(Dataset rows)
* * * * *
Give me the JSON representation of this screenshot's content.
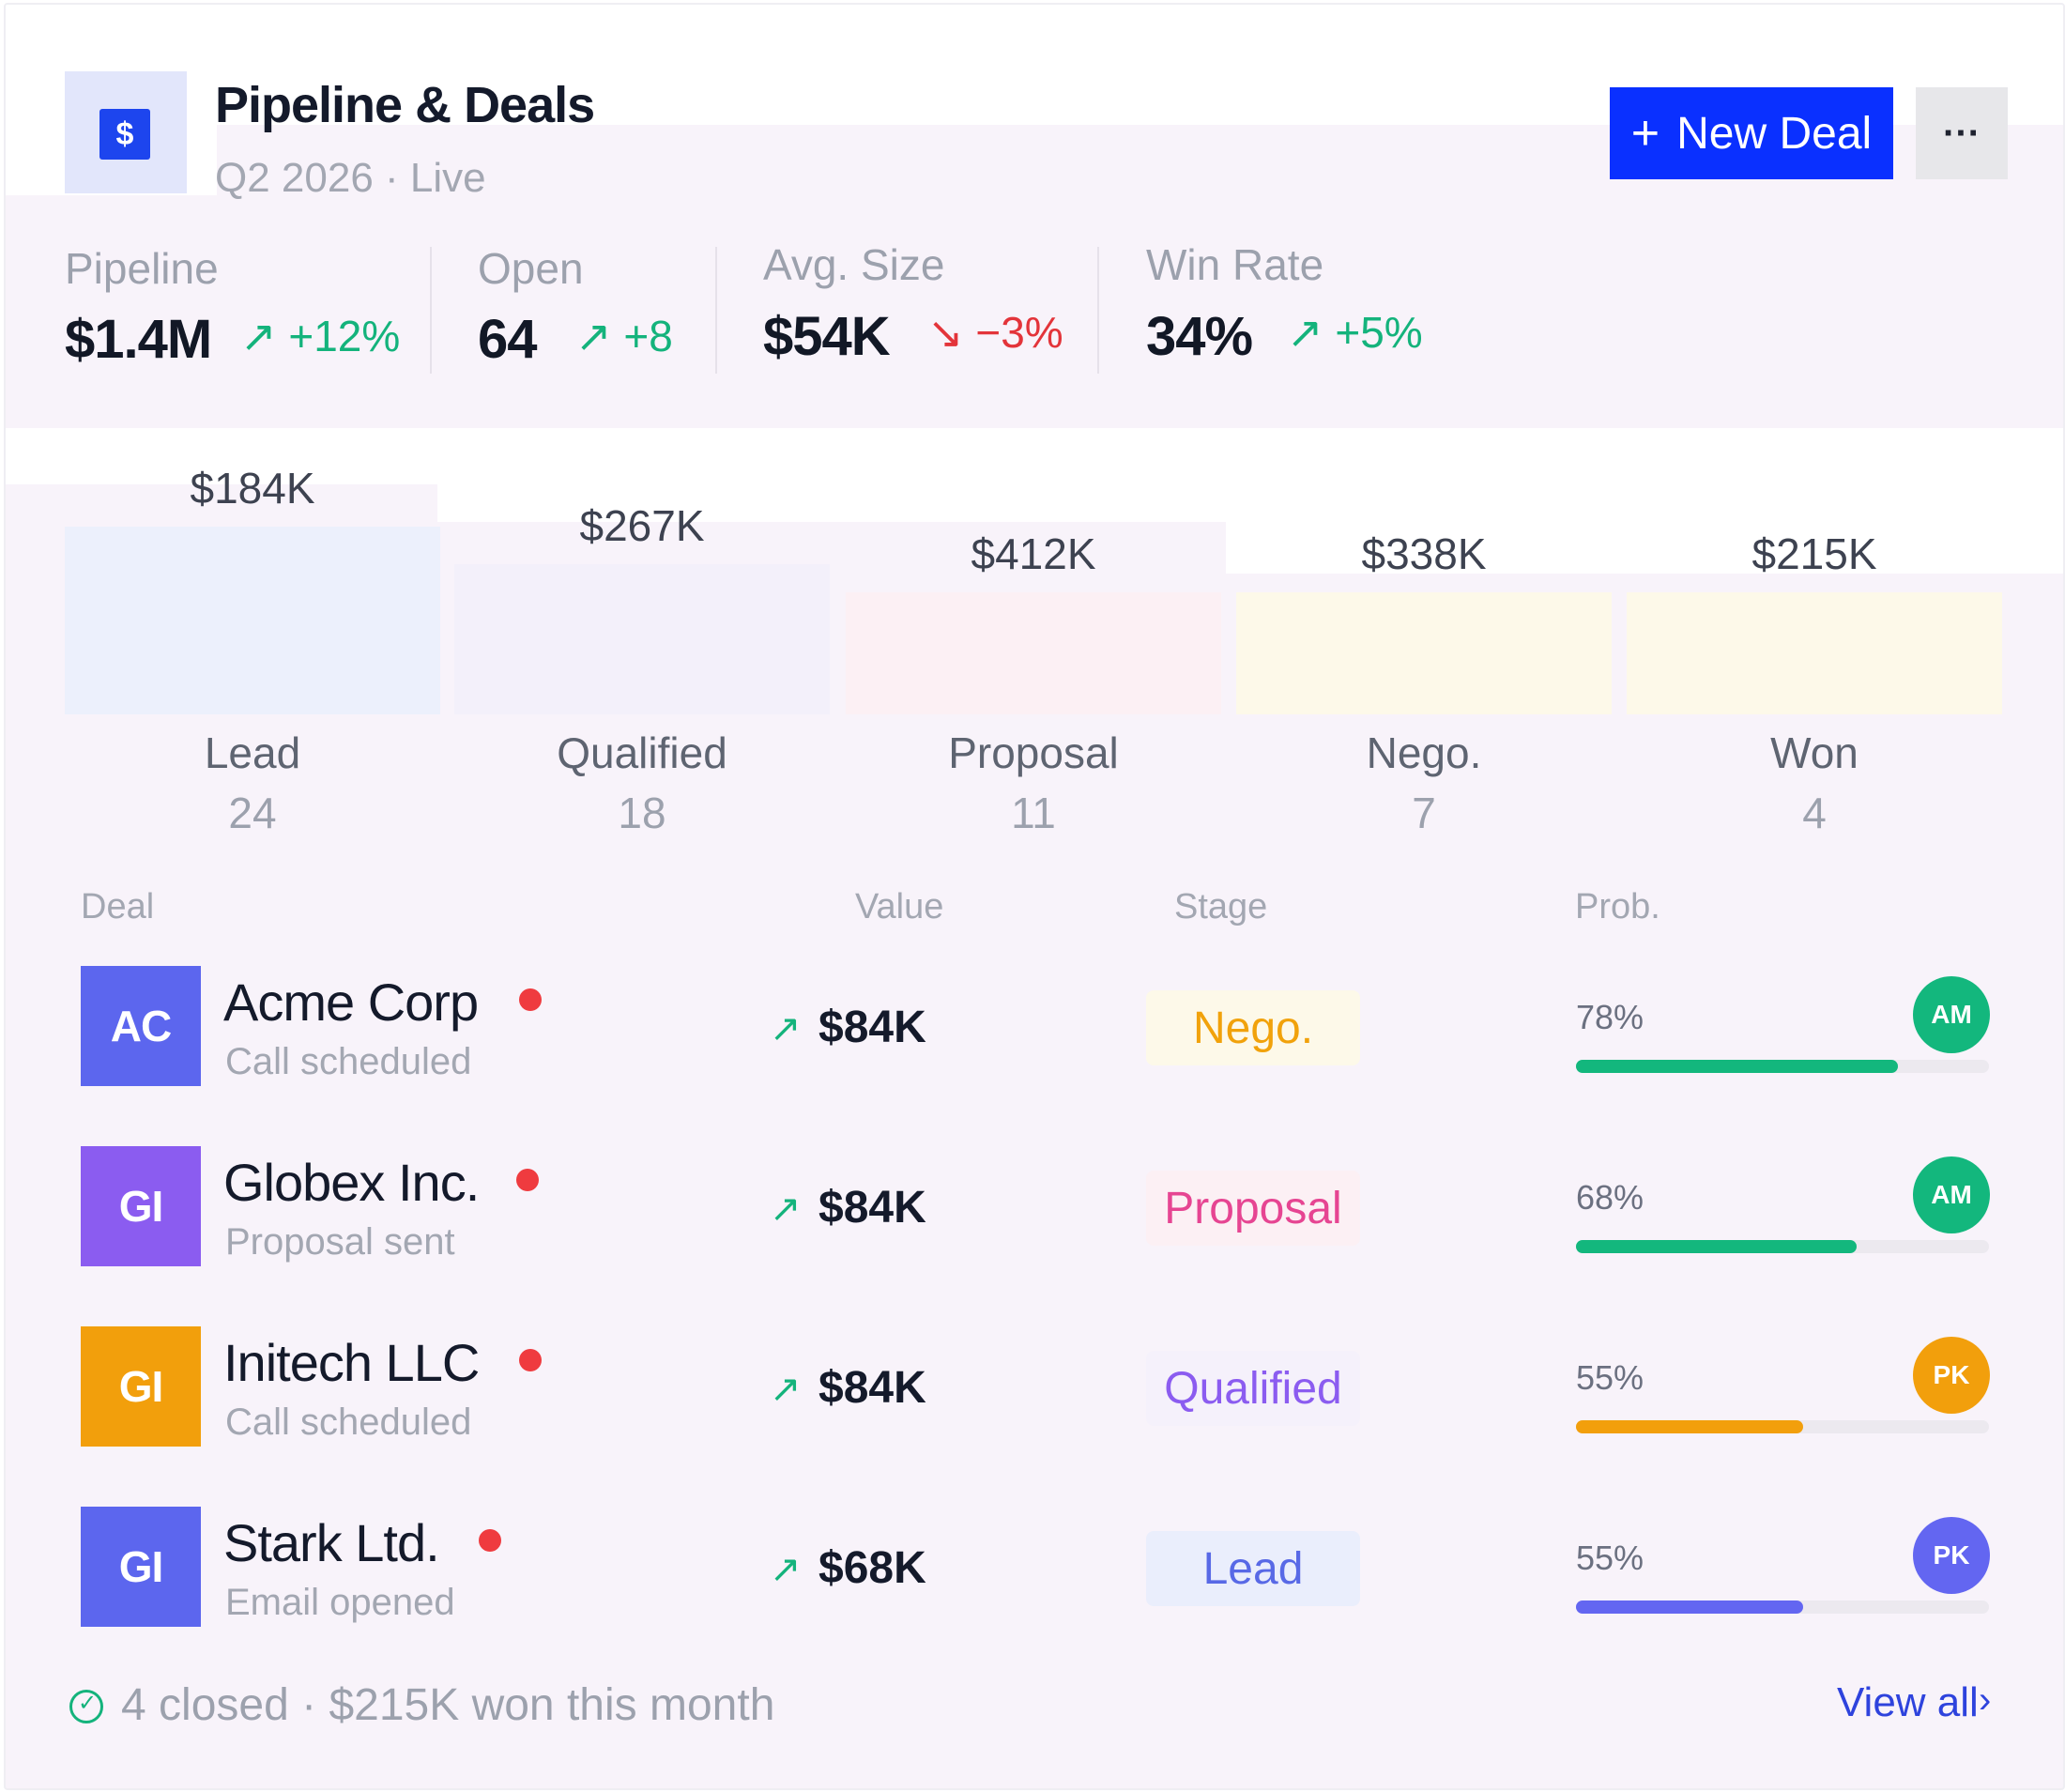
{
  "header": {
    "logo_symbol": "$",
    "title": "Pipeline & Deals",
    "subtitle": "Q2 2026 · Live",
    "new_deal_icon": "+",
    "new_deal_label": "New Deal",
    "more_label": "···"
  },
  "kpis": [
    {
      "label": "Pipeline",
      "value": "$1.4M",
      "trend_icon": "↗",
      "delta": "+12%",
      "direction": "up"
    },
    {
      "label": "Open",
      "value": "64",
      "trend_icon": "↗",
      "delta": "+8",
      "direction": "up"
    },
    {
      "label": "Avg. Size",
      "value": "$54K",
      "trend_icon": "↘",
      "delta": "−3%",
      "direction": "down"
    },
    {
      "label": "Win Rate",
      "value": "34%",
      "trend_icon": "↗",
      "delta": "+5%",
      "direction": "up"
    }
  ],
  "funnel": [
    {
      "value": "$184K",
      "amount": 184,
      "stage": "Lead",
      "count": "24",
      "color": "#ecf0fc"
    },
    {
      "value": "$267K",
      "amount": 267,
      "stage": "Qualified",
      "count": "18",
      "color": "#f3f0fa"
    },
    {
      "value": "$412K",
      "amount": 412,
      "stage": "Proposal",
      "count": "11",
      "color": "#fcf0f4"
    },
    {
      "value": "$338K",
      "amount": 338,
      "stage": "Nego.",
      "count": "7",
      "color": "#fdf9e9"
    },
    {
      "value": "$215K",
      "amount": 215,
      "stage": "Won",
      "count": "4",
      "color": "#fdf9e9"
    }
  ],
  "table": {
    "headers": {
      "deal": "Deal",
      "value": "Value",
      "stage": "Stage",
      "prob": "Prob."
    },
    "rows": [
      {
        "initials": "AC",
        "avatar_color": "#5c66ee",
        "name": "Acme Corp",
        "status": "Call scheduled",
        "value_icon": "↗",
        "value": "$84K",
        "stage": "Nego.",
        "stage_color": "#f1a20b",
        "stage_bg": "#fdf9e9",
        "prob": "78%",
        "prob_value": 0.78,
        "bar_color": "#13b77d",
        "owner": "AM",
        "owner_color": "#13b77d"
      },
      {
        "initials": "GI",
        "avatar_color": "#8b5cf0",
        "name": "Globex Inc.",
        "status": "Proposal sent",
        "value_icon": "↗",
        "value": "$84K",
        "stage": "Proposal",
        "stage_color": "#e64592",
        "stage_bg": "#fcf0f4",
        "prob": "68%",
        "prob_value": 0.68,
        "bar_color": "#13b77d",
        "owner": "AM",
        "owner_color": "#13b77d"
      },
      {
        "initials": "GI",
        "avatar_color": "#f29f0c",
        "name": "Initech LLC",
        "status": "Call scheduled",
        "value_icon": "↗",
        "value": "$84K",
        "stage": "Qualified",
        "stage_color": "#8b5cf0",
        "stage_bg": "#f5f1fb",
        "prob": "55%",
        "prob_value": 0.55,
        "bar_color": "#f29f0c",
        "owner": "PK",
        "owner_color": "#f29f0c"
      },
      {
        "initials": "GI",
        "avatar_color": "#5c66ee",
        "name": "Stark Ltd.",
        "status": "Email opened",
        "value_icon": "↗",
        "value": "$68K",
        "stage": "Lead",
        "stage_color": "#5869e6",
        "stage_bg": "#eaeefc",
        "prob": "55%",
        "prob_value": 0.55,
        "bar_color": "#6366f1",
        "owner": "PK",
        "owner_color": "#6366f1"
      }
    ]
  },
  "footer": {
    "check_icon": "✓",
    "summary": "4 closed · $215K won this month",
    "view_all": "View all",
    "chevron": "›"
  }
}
* * * * *
## Aim of the task
Print out the whole of the material word for word, without pictures.

## Task response
Give me the JSON representation of this screenshot's content.
{
  "header": {
    "logo_symbol": "$",
    "title": "Pipeline & Deals",
    "subtitle": "Q2 2026 · Live",
    "new_deal_icon": "+",
    "new_deal_label": "New Deal",
    "more_label": "···"
  },
  "kpis": [
    {
      "label": "Pipeline",
      "value": "$1.4M",
      "trend_icon": "↗",
      "delta": "+12%",
      "direction": "up"
    },
    {
      "label": "Open",
      "value": "64",
      "trend_icon": "↗",
      "delta": "+8",
      "direction": "up"
    },
    {
      "label": "Avg. Size",
      "value": "$54K",
      "trend_icon": "↘",
      "delta": "−3%",
      "direction": "down"
    },
    {
      "label": "Win Rate",
      "value": "34%",
      "trend_icon": "↗",
      "delta": "+5%",
      "direction": "up"
    }
  ],
  "funnel": [
    {
      "value": "$184K",
      "amount": 184,
      "stage": "Lead",
      "count": "24",
      "color": "#ecf0fc"
    },
    {
      "value": "$267K",
      "amount": 267,
      "stage": "Qualified",
      "count": "18",
      "color": "#f3f0fa"
    },
    {
      "value": "$412K",
      "amount": 412,
      "stage": "Proposal",
      "count": "11",
      "color": "#fcf0f4"
    },
    {
      "value": "$338K",
      "amount": 338,
      "stage": "Nego.",
      "count": "7",
      "color": "#fdf9e9"
    },
    {
      "value": "$215K",
      "amount": 215,
      "stage": "Won",
      "count": "4",
      "color": "#fdf9e9"
    }
  ],
  "table": {
    "headers": {
      "deal": "Deal",
      "value": "Value",
      "stage": "Stage",
      "prob": "Prob."
    },
    "rows": [
      {
        "initials": "AC",
        "avatar_color": "#5c66ee",
        "name": "Acme Corp",
        "status": "Call scheduled",
        "value_icon": "↗",
        "value": "$84K",
        "stage": "Nego.",
        "stage_color": "#f1a20b",
        "stage_bg": "#fdf9e9",
        "prob": "78%",
        "prob_value": 0.78,
        "bar_color": "#13b77d",
        "owner": "AM",
        "owner_color": "#13b77d"
      },
      {
        "initials": "GI",
        "avatar_color": "#8b5cf0",
        "name": "Globex Inc.",
        "status": "Proposal sent",
        "value_icon": "↗",
        "value": "$84K",
        "stage": "Proposal",
        "stage_color": "#e64592",
        "stage_bg": "#fcf0f4",
        "prob": "68%",
        "prob_value": 0.68,
        "bar_color": "#13b77d",
        "owner": "AM",
        "owner_color": "#13b77d"
      },
      {
        "initials": "GI",
        "avatar_color": "#f29f0c",
        "name": "Initech LLC",
        "status": "Call scheduled",
        "value_icon": "↗",
        "value": "$84K",
        "stage": "Qualified",
        "stage_color": "#8b5cf0",
        "stage_bg": "#f5f1fb",
        "prob": "55%",
        "prob_value": 0.55,
        "bar_color": "#f29f0c",
        "owner": "PK",
        "owner_color": "#f29f0c"
      },
      {
        "initials": "GI",
        "avatar_color": "#5c66ee",
        "name": "Stark Ltd.",
        "status": "Email opened",
        "value_icon": "↗",
        "value": "$68K",
        "stage": "Lead",
        "stage_color": "#5869e6",
        "stage_bg": "#eaeefc",
        "prob": "55%",
        "prob_value": 0.55,
        "bar_color": "#6366f1",
        "owner": "PK",
        "owner_color": "#6366f1"
      }
    ]
  },
  "footer": {
    "check_icon": "✓",
    "summary": "4 closed · $215K won this month",
    "view_all": "View all",
    "chevron": "›"
  }
}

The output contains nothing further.